## WHAT IS EXPECTED
Pictures are not part of the copy; repeat everything else in the records exactly.
** START DATASET ENTRIES **
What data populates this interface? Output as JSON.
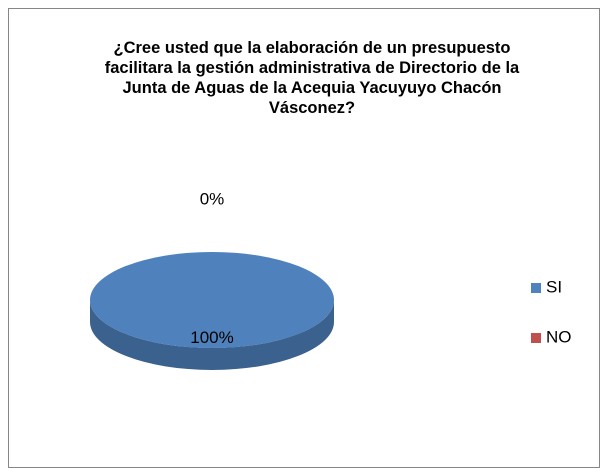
{
  "chart_data": {
    "type": "pie",
    "title": "¿Cree usted que la elaboración de un presupuesto facilitara la gestión administrativa de Directorio de la Junta de Aguas de la Acequia Yacuyuyo Chacón Vásconez?",
    "categories": [
      "SI",
      "NO"
    ],
    "values": [
      100,
      0
    ],
    "value_labels": [
      "100%",
      "0%"
    ],
    "colors": [
      "#4f81bd",
      "#c0504d"
    ],
    "legend": "right"
  }
}
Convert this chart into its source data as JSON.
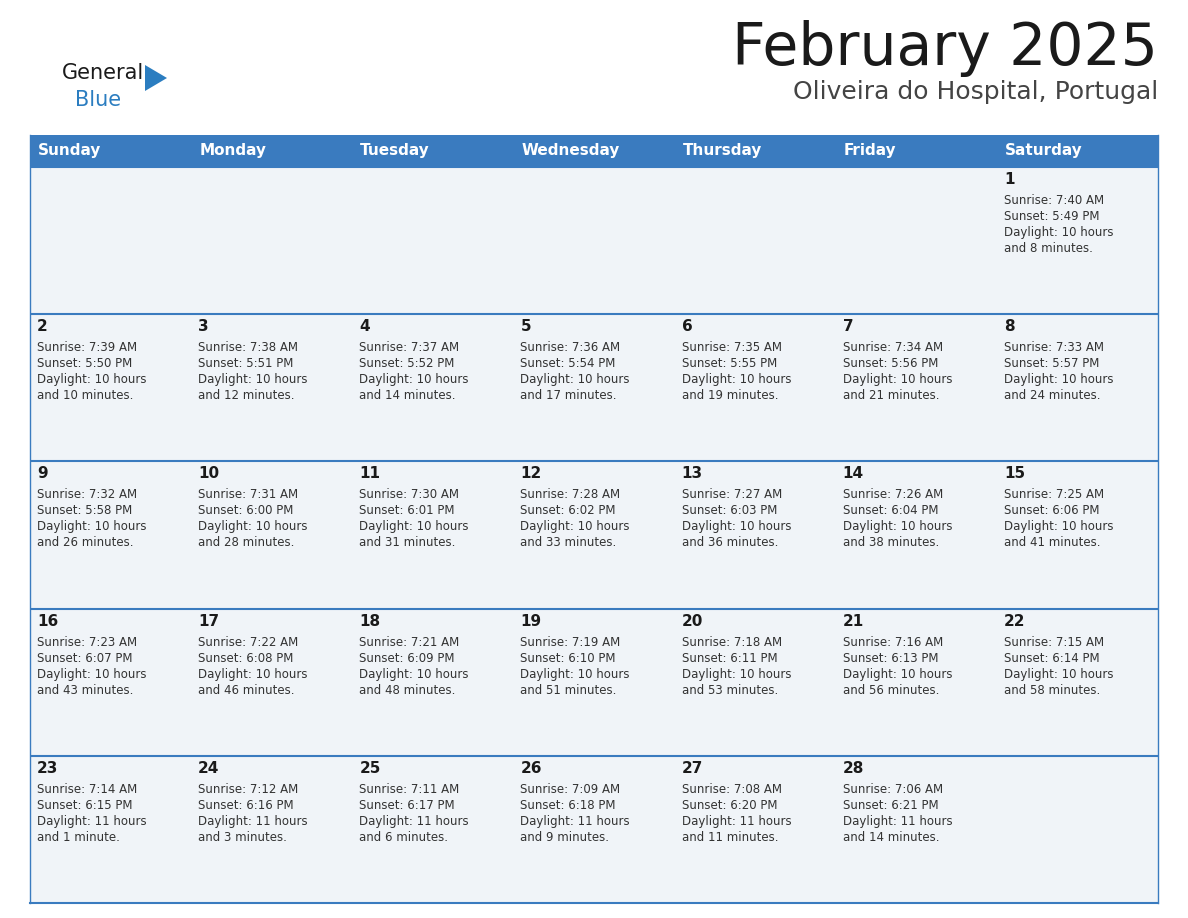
** END DATASET ENTRIES **
## RESPONSE
What data populates this interface? Output as JSON.
{
  "chart_data": {
    "type": "pie",
    "title": "¿Cree usted que la elaboración de un presupuesto facilitara la gestión administrativa de Directorio de la Junta de Aguas de la Acequia Yacuyuyo Chacón Vásconez?",
    "categories": [
      "SI",
      "NO"
    ],
    "values": [
      100,
      0
    ],
    "value_labels": [
      "100%",
      "0%"
    ],
    "colors": [
      "#4f81bd",
      "#c0504d"
    ],
    "legend": "right"
  }
}
Convert this chart into its source data as JSON.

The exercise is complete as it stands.